[Instructions to follow]: Write the data out again, exactly as given.

[Raw data]:
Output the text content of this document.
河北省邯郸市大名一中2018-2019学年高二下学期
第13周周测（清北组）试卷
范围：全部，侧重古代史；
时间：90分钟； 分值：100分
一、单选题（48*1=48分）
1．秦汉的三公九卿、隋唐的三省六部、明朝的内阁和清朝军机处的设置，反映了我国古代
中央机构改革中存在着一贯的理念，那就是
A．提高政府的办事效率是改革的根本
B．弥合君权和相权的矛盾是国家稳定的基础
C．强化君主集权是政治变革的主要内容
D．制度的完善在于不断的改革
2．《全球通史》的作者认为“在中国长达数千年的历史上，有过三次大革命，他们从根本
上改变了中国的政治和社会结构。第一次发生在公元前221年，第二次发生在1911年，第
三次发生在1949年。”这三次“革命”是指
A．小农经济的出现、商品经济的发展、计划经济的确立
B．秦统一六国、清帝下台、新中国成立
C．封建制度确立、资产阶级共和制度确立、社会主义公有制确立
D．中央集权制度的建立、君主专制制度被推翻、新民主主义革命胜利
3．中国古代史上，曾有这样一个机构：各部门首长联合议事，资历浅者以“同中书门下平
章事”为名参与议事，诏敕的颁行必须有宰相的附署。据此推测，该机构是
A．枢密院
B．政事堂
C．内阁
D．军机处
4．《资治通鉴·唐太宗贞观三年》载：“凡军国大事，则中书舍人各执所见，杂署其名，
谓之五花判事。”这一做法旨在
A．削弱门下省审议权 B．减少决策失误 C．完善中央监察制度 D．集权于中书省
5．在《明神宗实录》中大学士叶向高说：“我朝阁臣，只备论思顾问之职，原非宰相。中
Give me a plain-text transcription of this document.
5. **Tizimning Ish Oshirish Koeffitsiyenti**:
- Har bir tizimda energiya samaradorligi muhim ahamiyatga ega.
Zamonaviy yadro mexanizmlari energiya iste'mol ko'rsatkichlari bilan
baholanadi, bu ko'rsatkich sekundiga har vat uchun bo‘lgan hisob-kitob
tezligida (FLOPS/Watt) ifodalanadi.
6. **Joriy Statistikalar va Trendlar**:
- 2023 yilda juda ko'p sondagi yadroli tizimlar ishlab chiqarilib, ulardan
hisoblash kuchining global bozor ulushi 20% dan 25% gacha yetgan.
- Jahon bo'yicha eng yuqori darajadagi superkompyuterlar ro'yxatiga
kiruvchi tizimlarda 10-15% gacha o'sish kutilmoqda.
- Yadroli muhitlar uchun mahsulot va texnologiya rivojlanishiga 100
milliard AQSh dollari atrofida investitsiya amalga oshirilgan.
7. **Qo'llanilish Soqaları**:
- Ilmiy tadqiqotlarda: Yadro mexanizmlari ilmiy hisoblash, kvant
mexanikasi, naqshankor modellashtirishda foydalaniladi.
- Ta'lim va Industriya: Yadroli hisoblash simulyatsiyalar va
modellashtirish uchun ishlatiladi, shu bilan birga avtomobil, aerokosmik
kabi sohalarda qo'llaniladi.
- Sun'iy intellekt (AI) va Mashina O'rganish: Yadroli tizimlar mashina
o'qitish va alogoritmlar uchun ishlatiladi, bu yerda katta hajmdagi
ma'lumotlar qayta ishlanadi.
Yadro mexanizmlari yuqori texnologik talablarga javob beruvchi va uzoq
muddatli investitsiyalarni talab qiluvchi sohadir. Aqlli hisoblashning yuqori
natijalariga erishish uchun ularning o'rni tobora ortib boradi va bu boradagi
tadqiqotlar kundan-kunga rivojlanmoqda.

[Solution for this task]:
Output the text content of this document.
河北省邯郸市大名一中2018-2019学年高二下学期
第13周周测（清北组）试卷
范围：全部，侧重古代史；
时间：90分钟； 分值：100分
一、单选题（48*1=48分）
1．秦汉的三公九卿、隋唐的三省六部、明朝的内阁和清朝军机处的设置，反映了我国古代
中央机构改革中存在着一贯的理念，那就是
A．提高政府的办事效率是改革的根本
B．弥合君权和相权的矛盾是国家稳定的基础
C．强化君主集权是政治变革的主要内容
D．制度的完善在于不断的改革
2．《全球通史》的作者认为“在中国长达数千年的历史上，有过三次大革命，他们从根本
上改变了中国的政治和社会结构。第一次发生在公元前221年，第二次发生在1911年，第
三次发生在1949年。”这三次“革命”是指
A．小农经济的出现、商品经济的发展、计划经济的确立
B．秦统一六国、清帝下台、新中国成立
C．封建制度确立、资产阶级共和制度确立、社会主义公有制确立
D．中央集权制度的建立、君主专制制度被推翻、新民主主义革命胜利
3．中国古代史上，曾有这样一个机构：各部门首长联合议事，资历浅者以“同中书门下平
章事”为名参与议事，诏敕的颁行必须有宰相的附署。据此推测，该机构是
A．枢密院
B．政事堂
C．内阁
D．军机处
4．《资治通鉴·唐太宗贞观三年》载：“凡军国大事，则中书舍人各执所见，杂署其名，
谓之五花判事。”这一做法旨在
A．削弱门下省审议权 B．减少决策失误 C．完善中央监察制度 D．集权于中书省
5．在《明神宗实录》中大学士叶向高说：“我朝阁臣，只备论思顾问之职，原非宰相。中
Give me a plain-text transcription of this document.
5. **Tizimning Ish Oshirish Koeffitsiyenti**:
- Har bir tizimda energiya samaradorligi muhim ahamiyatga ega.
Zamonaviy yadro mexanizmlari energiya iste'mol ko'rsatkichlari bilan
baholanadi, bu ko'rsatkich sekundiga har vat uchun bo‘lgan hisob-kitob
tezligida (FLOPS/Watt) ifodalanadi.
6. **Joriy Statistikalar va Trendlar**:
- 2023 yilda juda ko'p sondagi yadroli tizimlar ishlab chiqarilib, ulardan
hisoblash kuchining global bozor ulushi 20% dan 25% gacha yetgan.
- Jahon bo'yicha eng yuqori darajadagi superkompyuterlar ro'yxatiga
kiruvchi tizimlarda 10-15% gacha o'sish kutilmoqda.
- Yadroli muhitlar uchun mahsulot va texnologiya rivojlanishiga 100
milliard AQSh dollari atrofida investitsiya amalga oshirilgan.
7. **Qo'llanilish Soqaları**:
- Ilmiy tadqiqotlarda: Yadro mexanizmlari ilmiy hisoblash, kvant
mexanikasi, naqshankor modellashtirishda foydalaniladi.
- Ta'lim va Industriya: Yadroli hisoblash simulyatsiyalar va
modellashtirish uchun ishlatiladi, shu bilan birga avtomobil, aerokosmik
kabi sohalarda qo'llaniladi.
- Sun'iy intellekt (AI) va Mashina O'rganish: Yadroli tizimlar mashina
o'qitish va alogoritmlar uchun ishlatiladi, bu yerda katta hajmdagi
ma'lumotlar qayta ishlanadi.
Yadro mexanizmlari yuqori texnologik talablarga javob beruvchi va uzoq
muddatli investitsiyalarni talab qiluvchi sohadir. Aqlli hisoblashning yuqori
natijalariga erishish uchun ularning o'rni tobora ortib boradi va bu boradagi
tadqiqotlar kundan-kunga rivojlanmoqda.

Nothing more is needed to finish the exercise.